SET PROBLEM: Go through the listing below and list every line with "Parts".

RECORDS PROVIDED:
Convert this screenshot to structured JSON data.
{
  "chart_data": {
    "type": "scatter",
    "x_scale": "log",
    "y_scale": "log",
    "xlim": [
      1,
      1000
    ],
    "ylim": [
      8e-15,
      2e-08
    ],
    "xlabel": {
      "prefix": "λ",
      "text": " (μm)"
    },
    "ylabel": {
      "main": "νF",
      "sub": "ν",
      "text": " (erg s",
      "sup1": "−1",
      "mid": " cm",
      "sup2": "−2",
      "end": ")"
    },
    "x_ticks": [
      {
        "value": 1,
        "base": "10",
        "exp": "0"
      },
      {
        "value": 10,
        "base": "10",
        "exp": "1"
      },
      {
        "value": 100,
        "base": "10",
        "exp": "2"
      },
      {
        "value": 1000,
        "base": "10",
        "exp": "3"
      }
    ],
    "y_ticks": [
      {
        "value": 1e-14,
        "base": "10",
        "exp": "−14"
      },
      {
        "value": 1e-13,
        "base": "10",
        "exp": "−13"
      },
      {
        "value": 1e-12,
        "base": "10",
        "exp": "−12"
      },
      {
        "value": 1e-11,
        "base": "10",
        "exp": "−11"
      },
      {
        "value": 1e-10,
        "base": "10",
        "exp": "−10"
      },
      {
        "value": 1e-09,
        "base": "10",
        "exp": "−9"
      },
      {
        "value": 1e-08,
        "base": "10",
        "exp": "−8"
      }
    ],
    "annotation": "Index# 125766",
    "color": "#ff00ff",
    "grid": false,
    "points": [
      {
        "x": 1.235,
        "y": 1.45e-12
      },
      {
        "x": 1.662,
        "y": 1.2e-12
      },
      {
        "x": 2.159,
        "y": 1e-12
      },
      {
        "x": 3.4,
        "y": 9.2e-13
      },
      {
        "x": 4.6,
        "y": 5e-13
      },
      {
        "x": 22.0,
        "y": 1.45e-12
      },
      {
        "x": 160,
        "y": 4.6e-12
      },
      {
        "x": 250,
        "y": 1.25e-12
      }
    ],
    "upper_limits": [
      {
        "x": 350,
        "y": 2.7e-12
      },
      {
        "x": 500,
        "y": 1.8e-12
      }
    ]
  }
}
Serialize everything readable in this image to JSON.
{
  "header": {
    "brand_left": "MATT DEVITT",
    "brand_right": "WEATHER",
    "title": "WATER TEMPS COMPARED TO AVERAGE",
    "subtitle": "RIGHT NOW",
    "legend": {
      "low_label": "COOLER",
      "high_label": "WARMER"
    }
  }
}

--

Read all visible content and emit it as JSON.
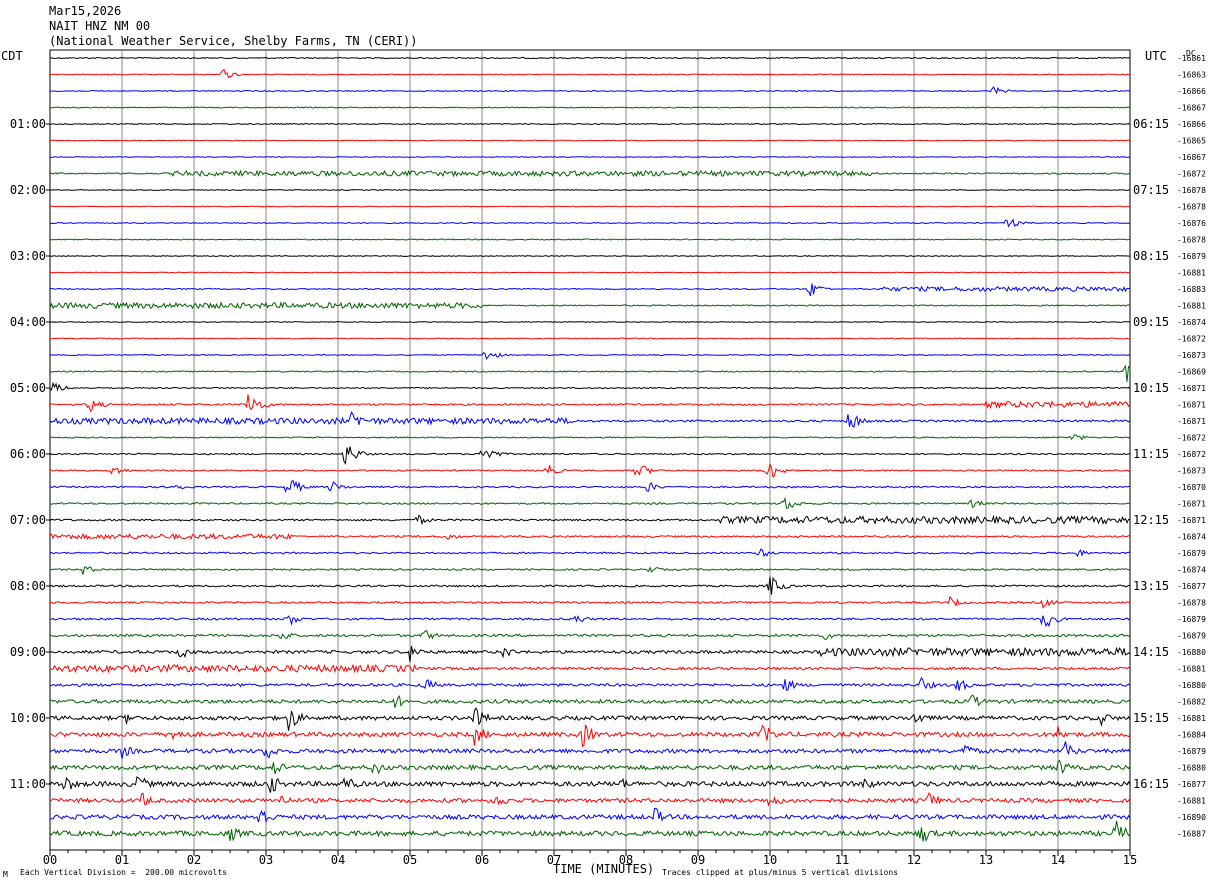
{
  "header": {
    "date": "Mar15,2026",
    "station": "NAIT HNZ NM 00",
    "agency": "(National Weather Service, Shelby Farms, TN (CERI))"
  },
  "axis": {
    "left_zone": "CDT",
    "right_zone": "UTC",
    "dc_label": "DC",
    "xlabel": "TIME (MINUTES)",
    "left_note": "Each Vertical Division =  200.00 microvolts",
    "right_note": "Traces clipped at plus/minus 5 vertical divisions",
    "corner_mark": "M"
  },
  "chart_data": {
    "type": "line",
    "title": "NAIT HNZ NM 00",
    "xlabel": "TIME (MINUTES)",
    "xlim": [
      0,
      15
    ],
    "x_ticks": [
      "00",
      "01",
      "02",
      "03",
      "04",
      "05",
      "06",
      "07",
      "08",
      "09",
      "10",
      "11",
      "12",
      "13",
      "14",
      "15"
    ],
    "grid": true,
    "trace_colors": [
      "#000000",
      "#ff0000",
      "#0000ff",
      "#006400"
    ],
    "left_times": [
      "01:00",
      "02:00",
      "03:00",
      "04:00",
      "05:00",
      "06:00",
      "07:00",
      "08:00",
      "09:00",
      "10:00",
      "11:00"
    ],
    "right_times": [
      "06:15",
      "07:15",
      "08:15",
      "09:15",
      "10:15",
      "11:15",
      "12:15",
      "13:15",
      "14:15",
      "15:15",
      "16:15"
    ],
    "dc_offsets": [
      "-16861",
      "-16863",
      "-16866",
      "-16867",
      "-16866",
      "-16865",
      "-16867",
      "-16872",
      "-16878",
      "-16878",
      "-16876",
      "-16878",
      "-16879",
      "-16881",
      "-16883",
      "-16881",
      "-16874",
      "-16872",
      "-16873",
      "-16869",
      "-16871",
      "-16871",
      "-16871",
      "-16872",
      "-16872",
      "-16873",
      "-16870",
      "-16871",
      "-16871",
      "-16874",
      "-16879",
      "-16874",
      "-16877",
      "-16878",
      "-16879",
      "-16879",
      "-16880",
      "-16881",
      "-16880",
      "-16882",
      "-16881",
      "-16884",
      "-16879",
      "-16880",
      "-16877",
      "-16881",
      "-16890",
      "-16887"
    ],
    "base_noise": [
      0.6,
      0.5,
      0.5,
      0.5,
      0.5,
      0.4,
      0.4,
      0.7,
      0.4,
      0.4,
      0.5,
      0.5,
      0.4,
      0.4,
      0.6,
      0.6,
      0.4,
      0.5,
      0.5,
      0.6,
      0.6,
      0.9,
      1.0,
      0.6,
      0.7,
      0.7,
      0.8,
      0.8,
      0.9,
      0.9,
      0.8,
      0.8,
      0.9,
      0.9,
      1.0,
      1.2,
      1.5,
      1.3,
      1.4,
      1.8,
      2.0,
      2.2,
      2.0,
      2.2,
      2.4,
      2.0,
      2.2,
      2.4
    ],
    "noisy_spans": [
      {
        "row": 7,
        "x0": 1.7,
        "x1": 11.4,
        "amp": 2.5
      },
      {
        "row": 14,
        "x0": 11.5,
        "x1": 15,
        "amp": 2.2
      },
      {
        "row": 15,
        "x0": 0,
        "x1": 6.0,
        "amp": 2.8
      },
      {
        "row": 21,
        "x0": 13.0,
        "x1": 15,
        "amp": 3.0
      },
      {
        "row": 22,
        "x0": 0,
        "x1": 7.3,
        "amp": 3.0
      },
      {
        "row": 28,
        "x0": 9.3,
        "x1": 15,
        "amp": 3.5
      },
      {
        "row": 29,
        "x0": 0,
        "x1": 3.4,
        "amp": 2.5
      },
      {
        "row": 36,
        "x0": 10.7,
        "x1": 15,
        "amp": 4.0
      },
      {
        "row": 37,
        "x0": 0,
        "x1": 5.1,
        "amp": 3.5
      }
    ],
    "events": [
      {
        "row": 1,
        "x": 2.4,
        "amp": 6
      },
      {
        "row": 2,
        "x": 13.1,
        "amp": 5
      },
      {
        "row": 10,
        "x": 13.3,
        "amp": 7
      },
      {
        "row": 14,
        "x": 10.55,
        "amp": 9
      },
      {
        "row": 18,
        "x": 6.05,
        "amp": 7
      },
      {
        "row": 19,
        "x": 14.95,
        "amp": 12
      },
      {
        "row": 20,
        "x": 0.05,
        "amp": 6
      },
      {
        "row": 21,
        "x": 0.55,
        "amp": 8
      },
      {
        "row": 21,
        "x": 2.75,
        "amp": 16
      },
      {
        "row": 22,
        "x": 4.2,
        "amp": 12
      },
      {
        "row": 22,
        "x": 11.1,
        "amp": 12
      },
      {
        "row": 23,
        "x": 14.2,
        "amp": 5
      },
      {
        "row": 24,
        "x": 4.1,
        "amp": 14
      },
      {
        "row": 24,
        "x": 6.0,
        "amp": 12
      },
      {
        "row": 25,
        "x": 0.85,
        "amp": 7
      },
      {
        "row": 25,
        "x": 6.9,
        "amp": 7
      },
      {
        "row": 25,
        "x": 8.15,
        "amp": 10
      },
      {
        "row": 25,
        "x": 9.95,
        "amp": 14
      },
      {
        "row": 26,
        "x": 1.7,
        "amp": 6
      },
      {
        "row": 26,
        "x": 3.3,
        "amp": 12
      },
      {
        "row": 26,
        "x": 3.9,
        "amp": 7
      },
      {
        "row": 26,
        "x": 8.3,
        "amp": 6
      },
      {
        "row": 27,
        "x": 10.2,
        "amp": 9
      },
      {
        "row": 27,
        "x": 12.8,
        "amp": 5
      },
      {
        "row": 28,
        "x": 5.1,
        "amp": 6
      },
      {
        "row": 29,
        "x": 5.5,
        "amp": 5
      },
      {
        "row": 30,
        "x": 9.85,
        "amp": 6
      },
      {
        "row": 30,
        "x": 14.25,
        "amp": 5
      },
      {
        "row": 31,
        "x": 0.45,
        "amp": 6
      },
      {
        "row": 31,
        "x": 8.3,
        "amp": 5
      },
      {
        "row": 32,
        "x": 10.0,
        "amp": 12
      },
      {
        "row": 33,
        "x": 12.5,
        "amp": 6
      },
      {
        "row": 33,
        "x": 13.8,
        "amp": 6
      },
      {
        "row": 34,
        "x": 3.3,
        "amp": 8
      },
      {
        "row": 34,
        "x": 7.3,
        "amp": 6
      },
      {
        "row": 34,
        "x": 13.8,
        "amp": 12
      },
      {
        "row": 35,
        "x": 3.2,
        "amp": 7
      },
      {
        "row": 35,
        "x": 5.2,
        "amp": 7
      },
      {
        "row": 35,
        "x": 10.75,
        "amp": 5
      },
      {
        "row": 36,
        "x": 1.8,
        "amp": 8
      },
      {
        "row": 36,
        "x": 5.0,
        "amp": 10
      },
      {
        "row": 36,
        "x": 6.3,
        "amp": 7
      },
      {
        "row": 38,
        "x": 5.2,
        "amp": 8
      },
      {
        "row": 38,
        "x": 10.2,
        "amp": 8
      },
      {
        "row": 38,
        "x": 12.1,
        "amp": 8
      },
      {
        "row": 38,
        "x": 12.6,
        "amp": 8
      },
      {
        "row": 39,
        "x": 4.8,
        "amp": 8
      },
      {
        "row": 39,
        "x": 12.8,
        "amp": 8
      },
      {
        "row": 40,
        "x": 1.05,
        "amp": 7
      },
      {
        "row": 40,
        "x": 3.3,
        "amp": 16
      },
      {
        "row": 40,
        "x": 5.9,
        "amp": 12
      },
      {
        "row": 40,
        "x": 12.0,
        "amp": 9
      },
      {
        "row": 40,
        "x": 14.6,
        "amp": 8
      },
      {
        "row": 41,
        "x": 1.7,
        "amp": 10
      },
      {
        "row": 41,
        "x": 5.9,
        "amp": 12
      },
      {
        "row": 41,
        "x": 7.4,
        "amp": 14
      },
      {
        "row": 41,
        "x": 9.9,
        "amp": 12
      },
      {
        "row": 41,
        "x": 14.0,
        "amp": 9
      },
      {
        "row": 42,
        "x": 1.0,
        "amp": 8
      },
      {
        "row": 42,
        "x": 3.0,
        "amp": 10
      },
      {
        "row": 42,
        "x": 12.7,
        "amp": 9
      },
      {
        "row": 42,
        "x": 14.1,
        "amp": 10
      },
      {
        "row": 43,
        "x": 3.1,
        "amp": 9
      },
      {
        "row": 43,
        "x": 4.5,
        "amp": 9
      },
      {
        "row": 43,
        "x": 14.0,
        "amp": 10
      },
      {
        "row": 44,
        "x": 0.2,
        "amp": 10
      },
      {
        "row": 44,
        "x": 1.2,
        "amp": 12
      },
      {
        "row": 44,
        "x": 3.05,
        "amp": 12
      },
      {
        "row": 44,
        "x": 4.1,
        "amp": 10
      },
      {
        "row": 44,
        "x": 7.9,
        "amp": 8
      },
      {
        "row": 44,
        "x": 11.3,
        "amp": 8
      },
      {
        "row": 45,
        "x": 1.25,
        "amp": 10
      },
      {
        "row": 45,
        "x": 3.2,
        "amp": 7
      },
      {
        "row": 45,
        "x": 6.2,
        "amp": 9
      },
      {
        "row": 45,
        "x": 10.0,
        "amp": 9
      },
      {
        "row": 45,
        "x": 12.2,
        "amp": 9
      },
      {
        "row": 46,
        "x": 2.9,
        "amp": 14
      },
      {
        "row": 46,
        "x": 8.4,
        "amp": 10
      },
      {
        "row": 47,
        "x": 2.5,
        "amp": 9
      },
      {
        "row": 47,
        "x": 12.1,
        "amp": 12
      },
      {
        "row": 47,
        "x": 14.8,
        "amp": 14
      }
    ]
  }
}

---

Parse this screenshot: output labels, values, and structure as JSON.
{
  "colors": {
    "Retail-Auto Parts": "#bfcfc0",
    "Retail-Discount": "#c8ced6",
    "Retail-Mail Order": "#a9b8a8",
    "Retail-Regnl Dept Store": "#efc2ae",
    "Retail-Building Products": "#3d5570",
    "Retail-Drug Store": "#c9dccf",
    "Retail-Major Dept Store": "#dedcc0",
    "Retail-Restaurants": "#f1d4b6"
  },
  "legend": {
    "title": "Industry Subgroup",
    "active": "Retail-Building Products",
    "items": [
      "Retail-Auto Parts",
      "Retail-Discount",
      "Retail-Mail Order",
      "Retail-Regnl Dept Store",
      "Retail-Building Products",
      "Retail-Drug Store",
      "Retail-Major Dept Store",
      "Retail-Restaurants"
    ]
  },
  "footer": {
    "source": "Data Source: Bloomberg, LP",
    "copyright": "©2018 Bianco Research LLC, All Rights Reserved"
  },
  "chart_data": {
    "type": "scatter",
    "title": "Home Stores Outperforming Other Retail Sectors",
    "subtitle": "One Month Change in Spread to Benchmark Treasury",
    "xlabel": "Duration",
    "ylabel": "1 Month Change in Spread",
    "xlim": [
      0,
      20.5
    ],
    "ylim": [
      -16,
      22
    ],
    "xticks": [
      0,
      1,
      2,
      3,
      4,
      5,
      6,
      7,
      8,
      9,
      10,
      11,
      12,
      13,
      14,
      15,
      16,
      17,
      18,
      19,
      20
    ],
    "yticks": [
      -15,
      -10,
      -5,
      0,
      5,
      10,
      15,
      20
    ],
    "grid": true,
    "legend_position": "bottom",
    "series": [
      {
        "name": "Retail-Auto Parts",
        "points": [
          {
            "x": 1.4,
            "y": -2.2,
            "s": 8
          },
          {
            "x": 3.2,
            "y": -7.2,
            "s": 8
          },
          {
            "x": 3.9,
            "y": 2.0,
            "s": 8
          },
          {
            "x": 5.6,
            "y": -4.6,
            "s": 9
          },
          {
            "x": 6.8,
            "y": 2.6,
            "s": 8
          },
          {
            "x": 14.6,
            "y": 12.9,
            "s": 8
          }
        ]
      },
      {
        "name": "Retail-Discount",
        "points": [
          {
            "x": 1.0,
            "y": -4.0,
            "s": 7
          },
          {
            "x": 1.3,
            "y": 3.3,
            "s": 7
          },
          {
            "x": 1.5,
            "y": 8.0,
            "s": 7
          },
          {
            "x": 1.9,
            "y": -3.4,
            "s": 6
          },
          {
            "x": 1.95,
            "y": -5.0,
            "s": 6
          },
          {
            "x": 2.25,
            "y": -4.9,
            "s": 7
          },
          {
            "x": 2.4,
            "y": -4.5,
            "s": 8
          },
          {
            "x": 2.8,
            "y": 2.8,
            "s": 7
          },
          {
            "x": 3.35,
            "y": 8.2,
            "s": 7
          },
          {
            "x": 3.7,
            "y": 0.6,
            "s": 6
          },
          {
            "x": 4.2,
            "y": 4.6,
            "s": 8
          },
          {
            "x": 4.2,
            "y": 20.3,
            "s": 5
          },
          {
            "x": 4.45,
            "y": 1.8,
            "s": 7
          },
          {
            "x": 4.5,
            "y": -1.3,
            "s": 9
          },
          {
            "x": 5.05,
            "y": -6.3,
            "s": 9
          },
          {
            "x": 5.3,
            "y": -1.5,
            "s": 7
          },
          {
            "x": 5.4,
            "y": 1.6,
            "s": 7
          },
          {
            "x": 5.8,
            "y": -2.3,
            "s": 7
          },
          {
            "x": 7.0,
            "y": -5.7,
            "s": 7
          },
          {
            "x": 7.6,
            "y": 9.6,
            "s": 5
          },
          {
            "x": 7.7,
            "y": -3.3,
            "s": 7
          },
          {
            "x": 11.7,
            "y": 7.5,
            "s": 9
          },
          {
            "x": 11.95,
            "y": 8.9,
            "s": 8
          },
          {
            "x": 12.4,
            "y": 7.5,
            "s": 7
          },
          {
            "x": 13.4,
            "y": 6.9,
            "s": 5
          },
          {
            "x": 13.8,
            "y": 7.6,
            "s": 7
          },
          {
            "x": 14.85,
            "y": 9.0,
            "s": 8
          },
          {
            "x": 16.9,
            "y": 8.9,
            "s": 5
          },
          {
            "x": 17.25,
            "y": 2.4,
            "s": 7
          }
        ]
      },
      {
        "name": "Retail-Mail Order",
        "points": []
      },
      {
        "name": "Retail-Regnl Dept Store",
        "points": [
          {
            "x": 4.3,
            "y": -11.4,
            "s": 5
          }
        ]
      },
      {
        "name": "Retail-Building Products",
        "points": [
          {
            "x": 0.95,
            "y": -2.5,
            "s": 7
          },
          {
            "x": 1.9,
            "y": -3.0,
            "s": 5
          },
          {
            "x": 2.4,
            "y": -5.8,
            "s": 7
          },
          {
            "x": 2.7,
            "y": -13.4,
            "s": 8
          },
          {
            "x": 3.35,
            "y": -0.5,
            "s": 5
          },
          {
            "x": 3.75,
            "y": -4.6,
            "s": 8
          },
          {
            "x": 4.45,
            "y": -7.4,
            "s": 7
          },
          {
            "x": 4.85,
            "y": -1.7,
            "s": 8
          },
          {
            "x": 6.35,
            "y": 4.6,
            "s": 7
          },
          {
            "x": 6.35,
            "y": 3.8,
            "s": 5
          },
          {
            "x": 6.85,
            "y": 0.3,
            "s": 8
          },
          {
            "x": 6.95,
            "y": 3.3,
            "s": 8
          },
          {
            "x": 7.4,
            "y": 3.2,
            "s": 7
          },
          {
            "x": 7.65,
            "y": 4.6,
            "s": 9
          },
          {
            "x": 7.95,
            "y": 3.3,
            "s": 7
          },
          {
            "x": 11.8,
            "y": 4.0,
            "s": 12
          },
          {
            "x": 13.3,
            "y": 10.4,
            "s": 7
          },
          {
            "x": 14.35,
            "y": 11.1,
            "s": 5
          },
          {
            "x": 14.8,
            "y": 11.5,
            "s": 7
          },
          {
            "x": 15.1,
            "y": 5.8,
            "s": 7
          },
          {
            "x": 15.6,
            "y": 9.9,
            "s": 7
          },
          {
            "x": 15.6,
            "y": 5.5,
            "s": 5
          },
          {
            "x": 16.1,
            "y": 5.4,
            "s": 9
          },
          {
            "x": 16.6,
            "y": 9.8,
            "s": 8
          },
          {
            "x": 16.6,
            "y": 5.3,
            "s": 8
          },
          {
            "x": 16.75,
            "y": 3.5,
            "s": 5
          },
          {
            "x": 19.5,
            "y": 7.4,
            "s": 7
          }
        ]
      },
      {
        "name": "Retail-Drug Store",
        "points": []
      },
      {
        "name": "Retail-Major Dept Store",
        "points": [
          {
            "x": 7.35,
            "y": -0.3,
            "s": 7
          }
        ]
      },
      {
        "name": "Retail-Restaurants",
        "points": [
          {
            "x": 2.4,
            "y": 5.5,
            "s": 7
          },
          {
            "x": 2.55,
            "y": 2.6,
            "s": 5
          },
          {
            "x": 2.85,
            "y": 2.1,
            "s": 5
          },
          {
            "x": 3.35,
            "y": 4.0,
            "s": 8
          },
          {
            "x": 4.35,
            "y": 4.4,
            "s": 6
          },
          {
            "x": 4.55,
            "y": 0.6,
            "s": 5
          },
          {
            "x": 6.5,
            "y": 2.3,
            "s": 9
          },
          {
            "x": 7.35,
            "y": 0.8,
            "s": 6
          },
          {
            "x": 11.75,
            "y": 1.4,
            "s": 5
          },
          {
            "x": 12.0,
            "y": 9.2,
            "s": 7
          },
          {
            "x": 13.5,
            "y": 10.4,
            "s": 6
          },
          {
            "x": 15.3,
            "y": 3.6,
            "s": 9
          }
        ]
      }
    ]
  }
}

RESPONSE FOR THIS EXERCISE:
    "Retail-Auto Parts": "#bfcfc0",
      "Retail-Auto Parts",
        "name": "Retail-Auto Parts",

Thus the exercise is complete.